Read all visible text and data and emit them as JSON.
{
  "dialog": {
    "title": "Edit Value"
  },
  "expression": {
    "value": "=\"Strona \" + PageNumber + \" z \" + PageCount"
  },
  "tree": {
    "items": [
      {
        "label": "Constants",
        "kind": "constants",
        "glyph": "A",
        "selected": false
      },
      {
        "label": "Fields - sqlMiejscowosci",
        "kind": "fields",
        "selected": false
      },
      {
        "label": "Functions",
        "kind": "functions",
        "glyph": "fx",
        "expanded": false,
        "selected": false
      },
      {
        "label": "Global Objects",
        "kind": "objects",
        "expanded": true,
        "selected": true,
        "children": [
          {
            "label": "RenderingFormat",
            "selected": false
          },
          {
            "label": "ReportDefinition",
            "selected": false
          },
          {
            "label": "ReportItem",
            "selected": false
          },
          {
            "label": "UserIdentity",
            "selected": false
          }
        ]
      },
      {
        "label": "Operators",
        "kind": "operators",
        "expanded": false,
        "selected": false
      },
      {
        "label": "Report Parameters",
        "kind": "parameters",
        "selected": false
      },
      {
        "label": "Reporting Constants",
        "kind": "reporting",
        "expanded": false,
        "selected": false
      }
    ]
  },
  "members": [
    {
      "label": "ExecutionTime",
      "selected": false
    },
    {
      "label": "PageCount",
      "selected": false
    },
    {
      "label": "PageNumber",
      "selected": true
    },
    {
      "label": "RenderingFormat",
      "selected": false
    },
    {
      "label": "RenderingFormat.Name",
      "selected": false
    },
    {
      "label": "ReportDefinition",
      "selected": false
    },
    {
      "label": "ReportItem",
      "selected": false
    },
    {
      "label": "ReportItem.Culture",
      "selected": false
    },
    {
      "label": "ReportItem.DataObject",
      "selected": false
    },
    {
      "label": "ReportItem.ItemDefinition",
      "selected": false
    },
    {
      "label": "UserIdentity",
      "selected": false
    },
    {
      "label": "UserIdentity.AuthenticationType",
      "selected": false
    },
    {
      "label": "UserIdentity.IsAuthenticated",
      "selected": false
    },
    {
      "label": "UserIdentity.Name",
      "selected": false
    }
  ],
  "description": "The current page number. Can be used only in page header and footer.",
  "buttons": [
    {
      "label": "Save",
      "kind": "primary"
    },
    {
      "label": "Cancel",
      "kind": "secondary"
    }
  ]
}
------------------------------------------------
▶ Problem to solve
Above are the records; retype every one exactly.

▶ Solution to the problem
Read all visible text and data and emit them as JSON.
{
  "dialog": {
    "title": "Edit Value"
  },
  "expression": {
    "value": "=\"Strona \" + PageNumber + \" z \" + PageCount"
  },
  "tree": {
    "items": [
      {
        "label": "Constants",
        "kind": "constants",
        "glyph": "A",
        "selected": false
      },
      {
        "label": "Fields - sqlMiejscowosci",
        "kind": "fields",
        "selected": false
      },
      {
        "label": "Functions",
        "kind": "functions",
        "glyph": "fx",
        "expanded": false,
        "selected": false
      },
      {
        "label": "Global Objects",
        "kind": "objects",
        "expanded": true,
        "selected": true,
        "children": [
          {
            "label": "RenderingFormat",
            "selected": false
          },
          {
            "label": "ReportDefinition",
            "selected": false
          },
          {
            "label": "ReportItem",
            "selected": false
          },
          {
            "label": "UserIdentity",
            "selected": false
          }
        ]
      },
      {
        "label": "Operators",
        "kind": "operators",
        "expanded": false,
        "selected": false
      },
      {
        "label": "Report Parameters",
        "kind": "parameters",
        "selected": false
      },
      {
        "label": "Reporting Constants",
        "kind": "reporting",
        "expanded": false,
        "selected": false
      }
    ]
  },
  "members": [
    {
      "label": "ExecutionTime",
      "selected": false
    },
    {
      "label": "PageCount",
      "selected": false
    },
    {
      "label": "PageNumber",
      "selected": true
    },
    {
      "label": "RenderingFormat",
      "selected": false
    },
    {
      "label": "RenderingFormat.Name",
      "selected": false
    },
    {
      "label": "ReportDefinition",
      "selected": false
    },
    {
      "label": "ReportItem",
      "selected": false
    },
    {
      "label": "ReportItem.Culture",
      "selected": false
    },
    {
      "label": "ReportItem.DataObject",
      "selected": false
    },
    {
      "label": "ReportItem.ItemDefinition",
      "selected": false
    },
    {
      "label": "UserIdentity",
      "selected": false
    },
    {
      "label": "UserIdentity.AuthenticationType",
      "selected": false
    },
    {
      "label": "UserIdentity.IsAuthenticated",
      "selected": false
    },
    {
      "label": "UserIdentity.Name",
      "selected": false
    }
  ],
  "description": "The current page number. Can be used only in page header and footer.",
  "buttons": [
    {
      "label": "Save",
      "kind": "primary"
    },
    {
      "label": "Cancel",
      "kind": "secondary"
    }
  ]
}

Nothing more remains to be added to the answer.